### WRITTEN TASK
Copy the records below without any changes, from their first line through the line that contains "- svg-text:SWITCH: SWITCH: [44, 133, 50, 135]", inclusive.

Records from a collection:
------------------------------------------------------------

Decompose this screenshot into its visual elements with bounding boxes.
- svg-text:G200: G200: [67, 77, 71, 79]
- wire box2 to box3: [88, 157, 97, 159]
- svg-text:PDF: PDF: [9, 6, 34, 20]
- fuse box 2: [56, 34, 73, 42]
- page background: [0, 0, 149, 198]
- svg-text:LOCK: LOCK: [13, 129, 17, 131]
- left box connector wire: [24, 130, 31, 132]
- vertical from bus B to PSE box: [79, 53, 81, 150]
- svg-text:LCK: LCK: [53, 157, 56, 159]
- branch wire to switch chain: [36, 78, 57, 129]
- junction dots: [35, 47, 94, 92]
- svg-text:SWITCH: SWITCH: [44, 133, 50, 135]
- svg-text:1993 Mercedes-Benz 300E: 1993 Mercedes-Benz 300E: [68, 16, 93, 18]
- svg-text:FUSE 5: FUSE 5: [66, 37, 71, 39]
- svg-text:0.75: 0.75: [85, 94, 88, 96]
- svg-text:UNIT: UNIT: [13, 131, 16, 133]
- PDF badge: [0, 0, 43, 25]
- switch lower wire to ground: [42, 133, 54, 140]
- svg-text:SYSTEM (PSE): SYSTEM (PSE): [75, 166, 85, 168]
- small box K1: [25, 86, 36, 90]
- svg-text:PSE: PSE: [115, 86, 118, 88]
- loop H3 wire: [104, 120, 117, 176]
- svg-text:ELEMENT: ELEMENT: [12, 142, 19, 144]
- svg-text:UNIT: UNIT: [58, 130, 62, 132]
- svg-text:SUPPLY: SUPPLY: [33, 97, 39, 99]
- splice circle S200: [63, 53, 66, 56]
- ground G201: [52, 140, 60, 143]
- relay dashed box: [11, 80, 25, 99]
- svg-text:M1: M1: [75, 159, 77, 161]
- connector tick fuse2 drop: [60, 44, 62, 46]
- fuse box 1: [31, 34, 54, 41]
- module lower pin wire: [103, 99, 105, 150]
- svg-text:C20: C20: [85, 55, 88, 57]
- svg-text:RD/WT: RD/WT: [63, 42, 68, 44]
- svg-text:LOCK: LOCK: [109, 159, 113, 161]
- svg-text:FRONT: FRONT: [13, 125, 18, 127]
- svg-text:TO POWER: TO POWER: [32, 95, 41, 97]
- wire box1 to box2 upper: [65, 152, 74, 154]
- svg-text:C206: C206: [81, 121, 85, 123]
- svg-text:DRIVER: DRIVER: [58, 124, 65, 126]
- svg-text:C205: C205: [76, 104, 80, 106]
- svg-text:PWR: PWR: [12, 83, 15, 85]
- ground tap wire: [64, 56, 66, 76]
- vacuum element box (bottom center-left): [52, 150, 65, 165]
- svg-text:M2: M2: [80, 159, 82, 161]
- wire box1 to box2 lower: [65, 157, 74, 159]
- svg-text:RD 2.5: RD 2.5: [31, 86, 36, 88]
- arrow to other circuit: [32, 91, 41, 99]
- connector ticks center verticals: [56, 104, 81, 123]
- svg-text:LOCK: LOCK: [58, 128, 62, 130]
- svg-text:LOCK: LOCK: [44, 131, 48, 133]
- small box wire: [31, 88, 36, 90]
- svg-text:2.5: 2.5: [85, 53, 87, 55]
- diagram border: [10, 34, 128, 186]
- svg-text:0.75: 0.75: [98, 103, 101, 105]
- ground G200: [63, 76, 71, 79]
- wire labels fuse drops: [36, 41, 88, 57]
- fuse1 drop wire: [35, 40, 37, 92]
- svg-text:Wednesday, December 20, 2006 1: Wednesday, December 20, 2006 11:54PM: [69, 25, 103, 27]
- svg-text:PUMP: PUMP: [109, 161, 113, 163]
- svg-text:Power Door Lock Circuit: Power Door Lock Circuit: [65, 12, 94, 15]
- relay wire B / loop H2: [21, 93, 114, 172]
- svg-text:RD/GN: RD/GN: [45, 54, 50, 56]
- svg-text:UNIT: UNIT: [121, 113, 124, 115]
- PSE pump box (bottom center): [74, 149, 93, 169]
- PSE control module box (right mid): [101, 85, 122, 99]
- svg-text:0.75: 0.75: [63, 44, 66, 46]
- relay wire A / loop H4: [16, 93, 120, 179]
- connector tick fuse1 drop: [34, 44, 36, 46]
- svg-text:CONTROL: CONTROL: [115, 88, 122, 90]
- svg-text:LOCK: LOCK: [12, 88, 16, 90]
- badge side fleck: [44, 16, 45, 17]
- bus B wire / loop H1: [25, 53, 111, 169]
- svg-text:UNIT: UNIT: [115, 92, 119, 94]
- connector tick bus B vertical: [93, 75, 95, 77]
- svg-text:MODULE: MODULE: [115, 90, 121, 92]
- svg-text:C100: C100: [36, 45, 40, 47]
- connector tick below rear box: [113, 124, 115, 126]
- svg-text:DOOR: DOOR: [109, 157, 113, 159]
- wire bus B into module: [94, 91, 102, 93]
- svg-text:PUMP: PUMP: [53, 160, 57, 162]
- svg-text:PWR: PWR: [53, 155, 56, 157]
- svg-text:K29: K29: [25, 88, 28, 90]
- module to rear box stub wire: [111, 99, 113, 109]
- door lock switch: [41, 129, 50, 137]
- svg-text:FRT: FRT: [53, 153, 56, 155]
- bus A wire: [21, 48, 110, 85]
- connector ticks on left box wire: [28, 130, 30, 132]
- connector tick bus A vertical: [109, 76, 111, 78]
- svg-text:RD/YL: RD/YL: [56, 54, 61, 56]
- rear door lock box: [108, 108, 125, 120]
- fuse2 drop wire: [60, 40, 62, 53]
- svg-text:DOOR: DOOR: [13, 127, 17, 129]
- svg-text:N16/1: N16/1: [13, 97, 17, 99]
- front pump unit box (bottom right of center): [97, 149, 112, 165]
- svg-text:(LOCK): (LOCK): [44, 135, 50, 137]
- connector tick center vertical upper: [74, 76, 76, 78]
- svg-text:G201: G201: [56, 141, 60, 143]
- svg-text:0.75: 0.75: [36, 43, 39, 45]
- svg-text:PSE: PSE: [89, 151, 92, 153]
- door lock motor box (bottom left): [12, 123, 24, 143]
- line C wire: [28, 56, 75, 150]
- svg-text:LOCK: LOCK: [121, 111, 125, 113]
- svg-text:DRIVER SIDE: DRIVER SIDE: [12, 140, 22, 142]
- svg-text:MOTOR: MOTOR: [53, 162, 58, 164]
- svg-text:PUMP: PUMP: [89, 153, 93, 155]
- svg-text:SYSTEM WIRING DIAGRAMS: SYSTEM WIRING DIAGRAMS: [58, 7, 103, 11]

------------------------------------------------------------

### COMPLETED TASK
Decompose this screenshot into its visual elements with bounding boxes.
- svg-text:G200: G200: [67, 77, 71, 79]
- wire box2 to box3: [88, 157, 97, 159]
- svg-text:PDF: PDF: [9, 6, 34, 20]
- fuse box 2: [56, 34, 73, 42]
- page background: [0, 0, 149, 198]
- svg-text:LOCK: LOCK: [13, 129, 17, 131]
- left box connector wire: [24, 130, 31, 132]
- vertical from bus B to PSE box: [79, 53, 81, 150]
- svg-text:LCK: LCK: [53, 157, 56, 159]
- branch wire to switch chain: [36, 78, 57, 129]
- junction dots: [35, 47, 94, 92]
- svg-text:SWITCH: SWITCH: [44, 133, 50, 135]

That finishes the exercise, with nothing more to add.